** BEGIN Data in this exercise **

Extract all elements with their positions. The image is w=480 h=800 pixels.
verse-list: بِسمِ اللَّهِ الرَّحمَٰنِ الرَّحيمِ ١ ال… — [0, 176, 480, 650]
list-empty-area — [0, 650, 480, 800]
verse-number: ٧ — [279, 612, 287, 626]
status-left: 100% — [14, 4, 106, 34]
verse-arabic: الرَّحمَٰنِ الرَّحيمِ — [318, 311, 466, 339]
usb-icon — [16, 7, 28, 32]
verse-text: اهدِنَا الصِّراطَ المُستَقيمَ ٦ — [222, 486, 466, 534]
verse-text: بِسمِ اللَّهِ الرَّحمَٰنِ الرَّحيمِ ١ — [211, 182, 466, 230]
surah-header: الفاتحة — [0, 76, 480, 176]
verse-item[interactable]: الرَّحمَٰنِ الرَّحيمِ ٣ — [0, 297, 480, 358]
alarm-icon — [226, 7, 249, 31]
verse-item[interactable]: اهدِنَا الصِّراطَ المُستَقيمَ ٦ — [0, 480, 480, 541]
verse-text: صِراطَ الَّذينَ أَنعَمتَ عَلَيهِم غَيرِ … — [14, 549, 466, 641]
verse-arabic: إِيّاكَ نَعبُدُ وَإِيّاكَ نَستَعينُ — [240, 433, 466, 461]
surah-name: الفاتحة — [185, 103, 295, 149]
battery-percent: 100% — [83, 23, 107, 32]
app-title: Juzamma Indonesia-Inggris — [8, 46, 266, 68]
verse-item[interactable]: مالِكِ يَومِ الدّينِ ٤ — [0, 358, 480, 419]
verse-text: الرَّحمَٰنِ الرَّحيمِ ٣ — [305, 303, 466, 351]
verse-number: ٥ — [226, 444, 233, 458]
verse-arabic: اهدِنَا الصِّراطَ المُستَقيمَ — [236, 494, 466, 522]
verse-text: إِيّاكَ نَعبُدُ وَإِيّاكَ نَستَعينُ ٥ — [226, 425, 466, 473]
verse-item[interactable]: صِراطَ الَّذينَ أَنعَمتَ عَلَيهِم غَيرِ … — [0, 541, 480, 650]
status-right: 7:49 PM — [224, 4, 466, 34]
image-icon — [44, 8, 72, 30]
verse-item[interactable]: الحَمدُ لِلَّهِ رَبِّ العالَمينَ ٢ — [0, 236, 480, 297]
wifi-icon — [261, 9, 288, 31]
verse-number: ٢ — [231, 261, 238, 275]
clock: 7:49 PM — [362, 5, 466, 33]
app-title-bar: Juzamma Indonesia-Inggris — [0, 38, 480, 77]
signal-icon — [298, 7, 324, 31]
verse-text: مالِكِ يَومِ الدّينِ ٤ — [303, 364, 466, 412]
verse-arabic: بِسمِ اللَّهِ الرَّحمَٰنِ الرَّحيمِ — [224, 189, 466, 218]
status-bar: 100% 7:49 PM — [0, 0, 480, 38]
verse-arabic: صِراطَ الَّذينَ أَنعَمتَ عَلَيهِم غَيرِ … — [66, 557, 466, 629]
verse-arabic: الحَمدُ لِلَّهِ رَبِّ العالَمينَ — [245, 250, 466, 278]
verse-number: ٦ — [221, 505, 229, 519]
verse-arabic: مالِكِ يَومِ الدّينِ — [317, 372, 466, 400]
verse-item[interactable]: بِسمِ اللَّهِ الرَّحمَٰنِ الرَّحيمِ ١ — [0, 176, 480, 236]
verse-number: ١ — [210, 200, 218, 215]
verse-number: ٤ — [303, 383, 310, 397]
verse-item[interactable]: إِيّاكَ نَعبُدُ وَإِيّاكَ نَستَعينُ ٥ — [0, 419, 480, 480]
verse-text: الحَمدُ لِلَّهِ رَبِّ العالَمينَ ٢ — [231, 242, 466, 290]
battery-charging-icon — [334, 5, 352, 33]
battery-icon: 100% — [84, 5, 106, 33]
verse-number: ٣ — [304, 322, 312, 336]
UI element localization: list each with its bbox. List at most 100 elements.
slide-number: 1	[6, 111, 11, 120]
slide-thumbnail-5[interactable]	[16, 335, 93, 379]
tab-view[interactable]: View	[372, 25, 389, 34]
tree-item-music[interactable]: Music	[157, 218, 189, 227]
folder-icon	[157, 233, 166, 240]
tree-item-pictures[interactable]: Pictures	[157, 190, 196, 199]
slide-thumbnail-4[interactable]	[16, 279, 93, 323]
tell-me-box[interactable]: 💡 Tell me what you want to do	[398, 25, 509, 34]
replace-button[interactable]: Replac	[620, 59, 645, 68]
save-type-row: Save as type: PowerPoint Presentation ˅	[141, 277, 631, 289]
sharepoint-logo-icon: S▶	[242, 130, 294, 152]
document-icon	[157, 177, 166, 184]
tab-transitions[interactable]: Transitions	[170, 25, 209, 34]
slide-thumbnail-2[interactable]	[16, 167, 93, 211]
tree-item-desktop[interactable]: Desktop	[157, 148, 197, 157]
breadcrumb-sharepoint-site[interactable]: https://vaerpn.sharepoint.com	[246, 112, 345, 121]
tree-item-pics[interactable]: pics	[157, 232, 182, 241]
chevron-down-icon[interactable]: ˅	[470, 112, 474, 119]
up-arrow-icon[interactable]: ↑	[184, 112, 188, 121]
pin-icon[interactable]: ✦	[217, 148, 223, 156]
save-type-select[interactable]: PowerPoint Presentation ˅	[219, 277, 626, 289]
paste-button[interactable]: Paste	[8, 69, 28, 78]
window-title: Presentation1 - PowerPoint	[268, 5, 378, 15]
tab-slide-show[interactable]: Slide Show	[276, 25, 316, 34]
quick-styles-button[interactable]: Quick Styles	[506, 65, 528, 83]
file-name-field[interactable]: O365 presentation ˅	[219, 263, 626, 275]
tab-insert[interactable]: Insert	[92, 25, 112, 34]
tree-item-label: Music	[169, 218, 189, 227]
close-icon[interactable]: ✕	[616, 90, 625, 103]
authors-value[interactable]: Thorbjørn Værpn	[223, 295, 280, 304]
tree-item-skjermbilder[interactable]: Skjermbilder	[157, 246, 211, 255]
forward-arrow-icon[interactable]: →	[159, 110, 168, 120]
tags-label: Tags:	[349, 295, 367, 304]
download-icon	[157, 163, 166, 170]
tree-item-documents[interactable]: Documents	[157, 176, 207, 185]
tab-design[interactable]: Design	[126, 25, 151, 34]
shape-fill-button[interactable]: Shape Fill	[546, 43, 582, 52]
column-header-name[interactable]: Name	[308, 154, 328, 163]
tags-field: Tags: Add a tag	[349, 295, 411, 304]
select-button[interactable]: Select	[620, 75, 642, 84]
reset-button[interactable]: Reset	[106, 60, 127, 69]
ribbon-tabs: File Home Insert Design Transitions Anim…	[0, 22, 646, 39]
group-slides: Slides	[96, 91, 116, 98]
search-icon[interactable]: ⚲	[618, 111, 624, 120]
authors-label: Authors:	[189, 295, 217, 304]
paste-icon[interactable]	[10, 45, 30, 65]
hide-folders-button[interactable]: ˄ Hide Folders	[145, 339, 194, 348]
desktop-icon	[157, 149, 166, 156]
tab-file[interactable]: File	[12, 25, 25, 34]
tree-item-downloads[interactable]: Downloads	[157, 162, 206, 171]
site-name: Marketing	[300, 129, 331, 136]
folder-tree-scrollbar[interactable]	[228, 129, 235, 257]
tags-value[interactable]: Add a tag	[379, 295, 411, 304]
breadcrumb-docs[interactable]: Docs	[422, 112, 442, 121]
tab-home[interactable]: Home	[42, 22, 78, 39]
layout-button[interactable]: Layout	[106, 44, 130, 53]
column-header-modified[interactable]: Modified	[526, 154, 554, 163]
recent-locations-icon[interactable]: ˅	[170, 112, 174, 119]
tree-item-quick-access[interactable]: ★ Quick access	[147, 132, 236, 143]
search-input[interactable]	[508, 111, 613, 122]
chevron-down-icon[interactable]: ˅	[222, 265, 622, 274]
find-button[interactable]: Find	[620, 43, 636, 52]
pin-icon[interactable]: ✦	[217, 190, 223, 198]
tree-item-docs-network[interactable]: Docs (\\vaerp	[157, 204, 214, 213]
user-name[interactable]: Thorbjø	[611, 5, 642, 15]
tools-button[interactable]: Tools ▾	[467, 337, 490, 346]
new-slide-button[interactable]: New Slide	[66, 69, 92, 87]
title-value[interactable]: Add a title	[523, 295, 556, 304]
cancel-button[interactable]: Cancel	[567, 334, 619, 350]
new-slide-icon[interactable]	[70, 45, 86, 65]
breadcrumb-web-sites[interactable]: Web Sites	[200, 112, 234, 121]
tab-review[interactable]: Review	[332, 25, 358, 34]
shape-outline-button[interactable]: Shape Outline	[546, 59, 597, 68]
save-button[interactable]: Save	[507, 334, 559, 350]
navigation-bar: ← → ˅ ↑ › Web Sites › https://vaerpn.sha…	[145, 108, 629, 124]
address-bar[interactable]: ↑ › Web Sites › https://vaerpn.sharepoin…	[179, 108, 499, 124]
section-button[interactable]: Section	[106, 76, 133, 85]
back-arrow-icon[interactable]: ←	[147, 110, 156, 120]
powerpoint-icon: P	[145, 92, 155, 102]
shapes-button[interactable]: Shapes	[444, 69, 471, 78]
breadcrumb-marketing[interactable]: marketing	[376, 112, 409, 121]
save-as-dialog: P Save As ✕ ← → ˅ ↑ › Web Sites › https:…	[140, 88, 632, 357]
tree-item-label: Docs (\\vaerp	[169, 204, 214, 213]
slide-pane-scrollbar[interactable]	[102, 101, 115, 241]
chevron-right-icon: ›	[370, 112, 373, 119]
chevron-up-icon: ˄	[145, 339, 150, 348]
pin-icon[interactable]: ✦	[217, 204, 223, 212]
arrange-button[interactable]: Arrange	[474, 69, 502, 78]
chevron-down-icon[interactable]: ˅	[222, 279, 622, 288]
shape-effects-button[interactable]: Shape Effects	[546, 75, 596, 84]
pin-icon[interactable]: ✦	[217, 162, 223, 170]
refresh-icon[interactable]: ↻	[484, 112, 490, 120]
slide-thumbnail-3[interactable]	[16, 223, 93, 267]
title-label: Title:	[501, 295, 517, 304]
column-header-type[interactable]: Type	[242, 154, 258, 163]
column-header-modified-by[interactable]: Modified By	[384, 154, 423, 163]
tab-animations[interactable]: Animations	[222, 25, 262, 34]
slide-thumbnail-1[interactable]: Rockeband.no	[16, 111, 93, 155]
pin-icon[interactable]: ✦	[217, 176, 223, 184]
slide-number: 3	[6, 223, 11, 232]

** END Data in this exercise **

> Instructions for the task
Output the lines of the listing from its beginning through the line containing "verse-item[interactable]: مالِكِ يَومِ" as a JSON list of strings, one string per line, with blank lines omitted.

> Result for this task
[
  "Extract all elements with their positions. The image is w=480 h=800 pixels.",
  "verse-list: بِسمِ اللَّهِ الرَّحمَٰنِ الرَّحيمِ ١ ال… — [0, 176, 480, 650]",
  "list-empty-area — [0, 650, 480, 800]",
  "verse-number: ٧ — [279, 612, 287, 626]",
  "status-left: 100% — [14, 4, 106, 34]",
  "verse-arabic: الرَّحمَٰنِ الرَّحيمِ — [318, 311, 466, 339]",
  "usb-icon — [16, 7, 28, 32]",
  "verse-text: اهدِنَا الصِّراطَ المُستَقيمَ ٦ — [222, 486, 466, 534]",
  "verse-text: بِسمِ اللَّهِ الرَّحمَٰنِ الرَّحيمِ ١ — [211, 182, 466, 230]",
  "surah-header: الفاتحة — [0, 76, 480, 176]",
  "verse-item[interactable]: الرَّحمَٰنِ الرَّحيمِ ٣ — [0, 297, 480, 358]",
  "alarm-icon — [226, 7, 249, 31]",
  "verse-item[interactable]: اهدِنَا الصِّراطَ المُستَقيمَ ٦ — [0, 480, 480, 541]",
  "verse-text: صِراطَ الَّذينَ أَنعَمتَ عَلَيهِم غَيرِ … — [14, 549, 466, 641]",
  "verse-arabic: إِيّاكَ نَعبُدُ وَإِيّاكَ نَستَعينُ — [240, 433, 466, 461]",
  "surah-name: الفاتحة — [185, 103, 295, 149]",
  "battery-percent: 100% — [83, 23, 107, 32]",
  "app-title: Juzamma Indonesia-Inggris — [8, 46, 266, 68]",
  "verse-item[interactable]: مالِكِ يَومِ الدّينِ ٤ — [0, 358, 480, 419]"
]